[Start DATA ENTRIES]

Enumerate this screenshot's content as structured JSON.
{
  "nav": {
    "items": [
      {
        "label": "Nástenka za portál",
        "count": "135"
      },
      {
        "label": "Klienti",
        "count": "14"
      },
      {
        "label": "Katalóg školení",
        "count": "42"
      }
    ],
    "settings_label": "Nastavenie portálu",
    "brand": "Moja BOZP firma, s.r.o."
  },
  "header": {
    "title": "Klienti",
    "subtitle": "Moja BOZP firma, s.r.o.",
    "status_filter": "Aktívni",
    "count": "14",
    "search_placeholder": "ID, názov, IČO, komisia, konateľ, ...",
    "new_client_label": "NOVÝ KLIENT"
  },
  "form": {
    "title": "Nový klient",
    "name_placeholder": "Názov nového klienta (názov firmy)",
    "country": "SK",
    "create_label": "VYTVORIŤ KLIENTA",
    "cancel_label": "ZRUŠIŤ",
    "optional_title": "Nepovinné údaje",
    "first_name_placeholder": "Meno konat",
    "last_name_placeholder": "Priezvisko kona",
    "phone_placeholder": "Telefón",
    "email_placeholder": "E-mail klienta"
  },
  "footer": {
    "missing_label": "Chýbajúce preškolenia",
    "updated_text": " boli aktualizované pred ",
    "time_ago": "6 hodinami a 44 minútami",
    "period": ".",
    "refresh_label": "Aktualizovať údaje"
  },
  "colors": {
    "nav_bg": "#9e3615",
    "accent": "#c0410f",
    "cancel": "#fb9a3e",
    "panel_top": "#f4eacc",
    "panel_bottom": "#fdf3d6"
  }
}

[End DATA ENTRIES]

| TASK TO CARRY OUT |
Please output the entire listing exactly as it stands.

| THE ANSWER |
Enumerate this screenshot's content as structured JSON.
{
  "nav": {
    "items": [
      {
        "label": "Nástenka za portál",
        "count": "135"
      },
      {
        "label": "Klienti",
        "count": "14"
      },
      {
        "label": "Katalóg školení",
        "count": "42"
      }
    ],
    "settings_label": "Nastavenie portálu",
    "brand": "Moja BOZP firma, s.r.o."
  },
  "header": {
    "title": "Klienti",
    "subtitle": "Moja BOZP firma, s.r.o.",
    "status_filter": "Aktívni",
    "count": "14",
    "search_placeholder": "ID, názov, IČO, komisia, konateľ, ...",
    "new_client_label": "NOVÝ KLIENT"
  },
  "form": {
    "title": "Nový klient",
    "name_placeholder": "Názov nového klienta (názov firmy)",
    "country": "SK",
    "create_label": "VYTVORIŤ KLIENTA",
    "cancel_label": "ZRUŠIŤ",
    "optional_title": "Nepovinné údaje",
    "first_name_placeholder": "Meno konat",
    "last_name_placeholder": "Priezvisko kona",
    "phone_placeholder": "Telefón",
    "email_placeholder": "E-mail klienta"
  },
  "footer": {
    "missing_label": "Chýbajúce preškolenia",
    "updated_text": " boli aktualizované pred ",
    "time_ago": "6 hodinami a 44 minútami",
    "period": ".",
    "refresh_label": "Aktualizovať údaje"
  },
  "colors": {
    "nav_bg": "#9e3615",
    "accent": "#c0410f",
    "cancel": "#fb9a3e",
    "panel_top": "#f4eacc",
    "panel_bottom": "#fdf3d6"
  }
}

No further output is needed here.